Data supplied:
-*-

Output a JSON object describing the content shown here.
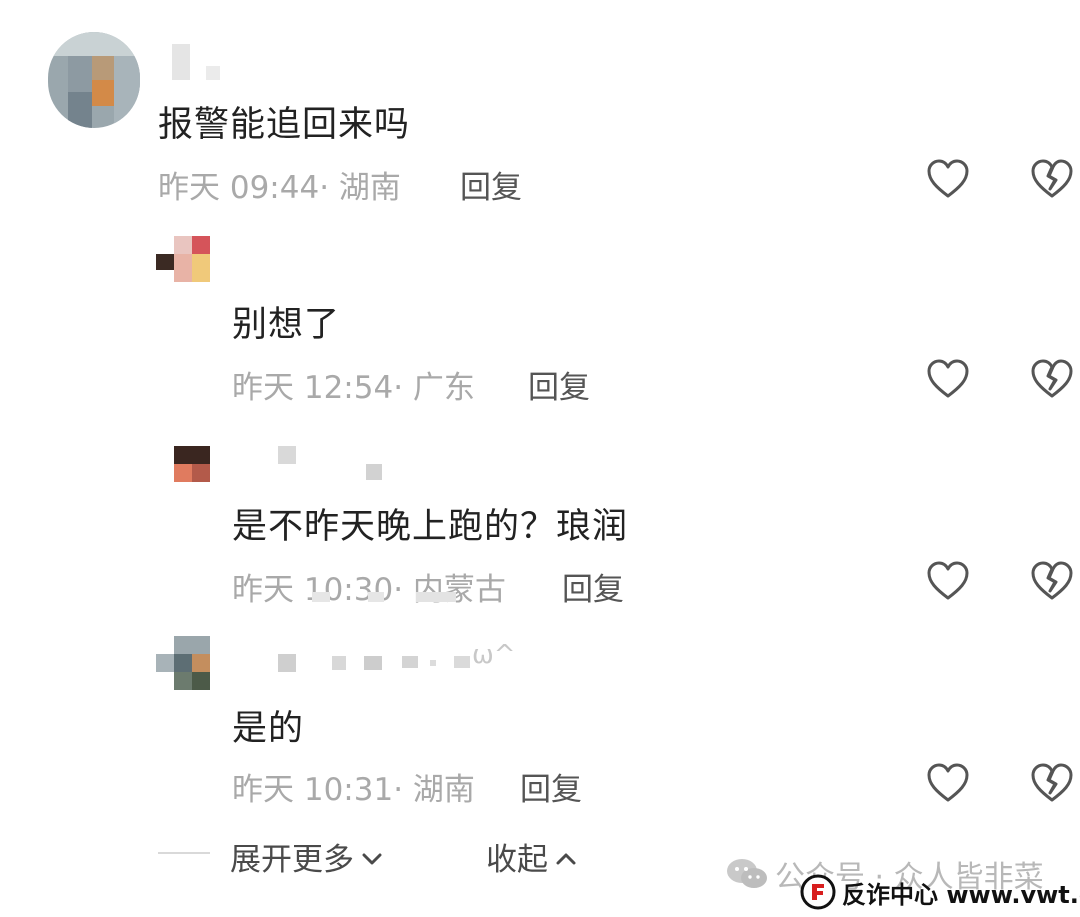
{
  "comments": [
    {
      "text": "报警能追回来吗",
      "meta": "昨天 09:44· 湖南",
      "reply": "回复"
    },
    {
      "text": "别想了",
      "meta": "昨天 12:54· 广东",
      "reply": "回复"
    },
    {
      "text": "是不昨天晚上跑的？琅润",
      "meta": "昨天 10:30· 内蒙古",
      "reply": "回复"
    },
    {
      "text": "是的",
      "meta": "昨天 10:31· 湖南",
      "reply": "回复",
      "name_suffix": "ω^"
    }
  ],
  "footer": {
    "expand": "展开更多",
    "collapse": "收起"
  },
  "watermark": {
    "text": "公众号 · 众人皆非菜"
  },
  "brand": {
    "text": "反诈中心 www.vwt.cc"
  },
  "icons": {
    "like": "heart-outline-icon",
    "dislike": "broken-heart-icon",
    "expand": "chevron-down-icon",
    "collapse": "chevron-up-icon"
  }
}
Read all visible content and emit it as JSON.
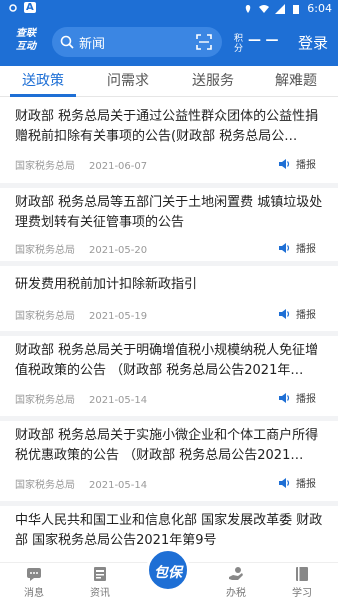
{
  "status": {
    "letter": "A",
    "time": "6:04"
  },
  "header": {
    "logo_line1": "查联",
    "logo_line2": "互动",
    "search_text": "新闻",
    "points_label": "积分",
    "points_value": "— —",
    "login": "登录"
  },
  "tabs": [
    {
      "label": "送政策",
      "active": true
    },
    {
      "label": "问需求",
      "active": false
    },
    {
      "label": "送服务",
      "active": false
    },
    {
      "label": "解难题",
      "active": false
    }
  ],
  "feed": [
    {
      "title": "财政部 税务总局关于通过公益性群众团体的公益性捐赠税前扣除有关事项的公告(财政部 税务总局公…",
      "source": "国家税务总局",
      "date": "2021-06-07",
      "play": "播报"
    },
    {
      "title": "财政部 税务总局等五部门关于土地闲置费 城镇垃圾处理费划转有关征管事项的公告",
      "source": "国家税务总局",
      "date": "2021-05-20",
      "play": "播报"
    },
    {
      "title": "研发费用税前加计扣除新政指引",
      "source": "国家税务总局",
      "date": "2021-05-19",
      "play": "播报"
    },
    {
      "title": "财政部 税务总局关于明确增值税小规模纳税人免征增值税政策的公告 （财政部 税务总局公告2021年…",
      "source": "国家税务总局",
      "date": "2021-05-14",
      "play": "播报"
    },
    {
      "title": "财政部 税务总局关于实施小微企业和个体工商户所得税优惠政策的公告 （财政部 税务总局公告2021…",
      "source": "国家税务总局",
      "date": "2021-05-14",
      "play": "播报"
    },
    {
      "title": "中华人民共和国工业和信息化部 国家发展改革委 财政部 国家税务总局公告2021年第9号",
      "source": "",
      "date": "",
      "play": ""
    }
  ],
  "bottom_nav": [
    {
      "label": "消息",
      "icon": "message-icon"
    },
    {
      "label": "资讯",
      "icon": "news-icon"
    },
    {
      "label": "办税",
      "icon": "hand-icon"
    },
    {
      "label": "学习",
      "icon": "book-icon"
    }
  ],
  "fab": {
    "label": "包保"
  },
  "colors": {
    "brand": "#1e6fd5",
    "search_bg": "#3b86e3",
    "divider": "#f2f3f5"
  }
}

-*-

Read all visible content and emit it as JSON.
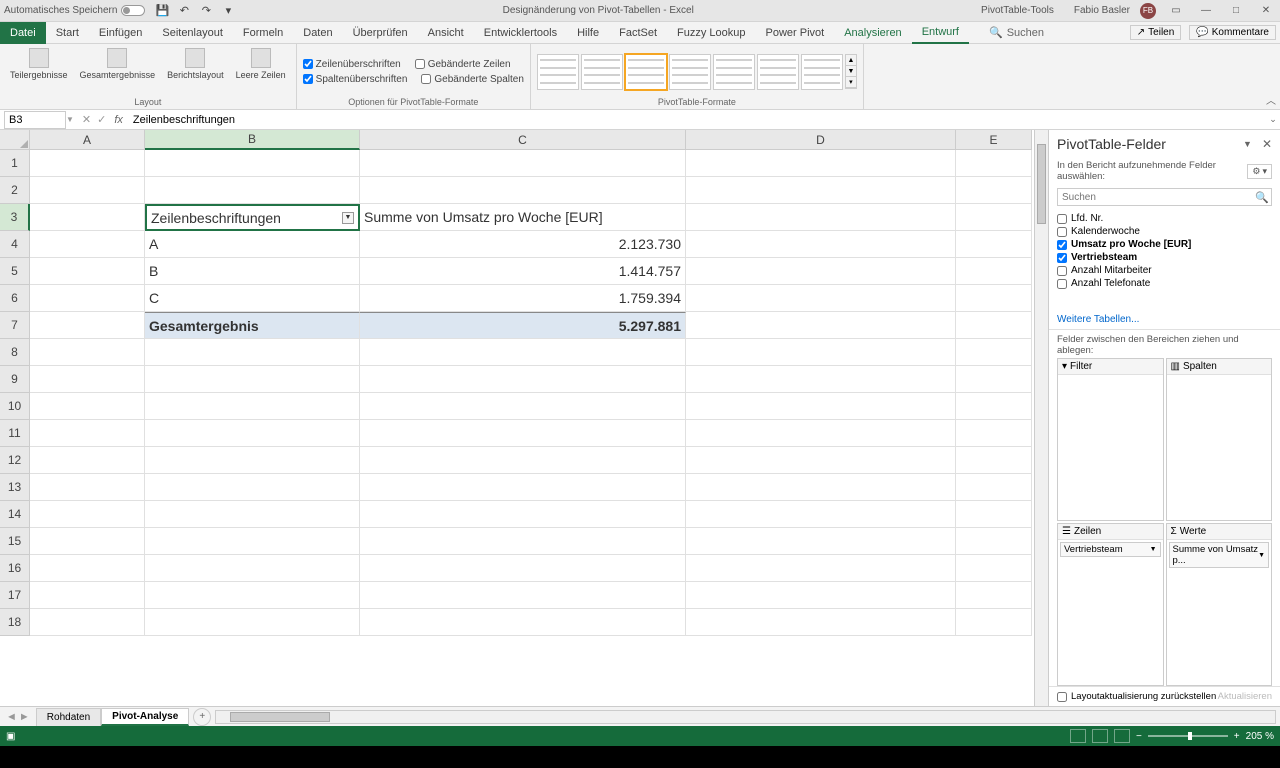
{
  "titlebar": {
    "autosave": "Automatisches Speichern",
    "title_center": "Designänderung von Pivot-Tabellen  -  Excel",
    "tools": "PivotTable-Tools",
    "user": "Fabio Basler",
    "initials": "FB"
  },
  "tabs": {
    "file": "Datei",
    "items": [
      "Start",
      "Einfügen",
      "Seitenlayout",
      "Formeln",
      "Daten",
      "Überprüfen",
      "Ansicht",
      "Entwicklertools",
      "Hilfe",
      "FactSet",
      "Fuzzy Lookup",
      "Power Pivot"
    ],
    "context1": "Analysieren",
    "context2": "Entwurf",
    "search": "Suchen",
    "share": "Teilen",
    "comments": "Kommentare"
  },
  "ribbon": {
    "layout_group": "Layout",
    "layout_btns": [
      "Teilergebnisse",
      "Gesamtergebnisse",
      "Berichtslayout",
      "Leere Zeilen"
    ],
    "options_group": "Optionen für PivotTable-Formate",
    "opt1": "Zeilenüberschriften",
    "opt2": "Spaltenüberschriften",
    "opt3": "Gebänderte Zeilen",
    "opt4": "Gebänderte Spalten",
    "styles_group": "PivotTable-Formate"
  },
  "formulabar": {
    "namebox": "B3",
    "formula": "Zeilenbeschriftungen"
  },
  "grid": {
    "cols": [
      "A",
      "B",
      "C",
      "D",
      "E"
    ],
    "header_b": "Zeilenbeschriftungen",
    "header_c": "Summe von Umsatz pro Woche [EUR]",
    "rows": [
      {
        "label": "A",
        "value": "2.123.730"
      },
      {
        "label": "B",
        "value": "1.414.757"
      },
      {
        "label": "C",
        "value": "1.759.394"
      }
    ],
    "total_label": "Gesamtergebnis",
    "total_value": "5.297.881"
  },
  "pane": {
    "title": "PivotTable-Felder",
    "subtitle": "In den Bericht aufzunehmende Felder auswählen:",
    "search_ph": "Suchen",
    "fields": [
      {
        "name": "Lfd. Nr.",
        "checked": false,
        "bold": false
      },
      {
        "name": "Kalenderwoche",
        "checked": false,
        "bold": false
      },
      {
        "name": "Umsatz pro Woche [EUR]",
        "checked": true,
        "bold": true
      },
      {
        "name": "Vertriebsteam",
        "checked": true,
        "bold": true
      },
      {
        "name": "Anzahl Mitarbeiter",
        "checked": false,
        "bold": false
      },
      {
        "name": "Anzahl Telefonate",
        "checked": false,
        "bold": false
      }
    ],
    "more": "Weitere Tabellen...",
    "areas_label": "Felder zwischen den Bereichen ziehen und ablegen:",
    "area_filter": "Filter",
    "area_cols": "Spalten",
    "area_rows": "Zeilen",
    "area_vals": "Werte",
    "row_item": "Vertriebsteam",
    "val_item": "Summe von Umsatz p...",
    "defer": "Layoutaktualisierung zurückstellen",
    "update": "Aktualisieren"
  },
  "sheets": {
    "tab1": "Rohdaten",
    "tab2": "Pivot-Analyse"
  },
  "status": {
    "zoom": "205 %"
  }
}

-*-

Problem: Filter the records above and return every line that holds the word "Formate".

Worked solution:
    "options_group": "Optionen für PivotTable-Formate",
    "styles_group": "PivotTable-Formate"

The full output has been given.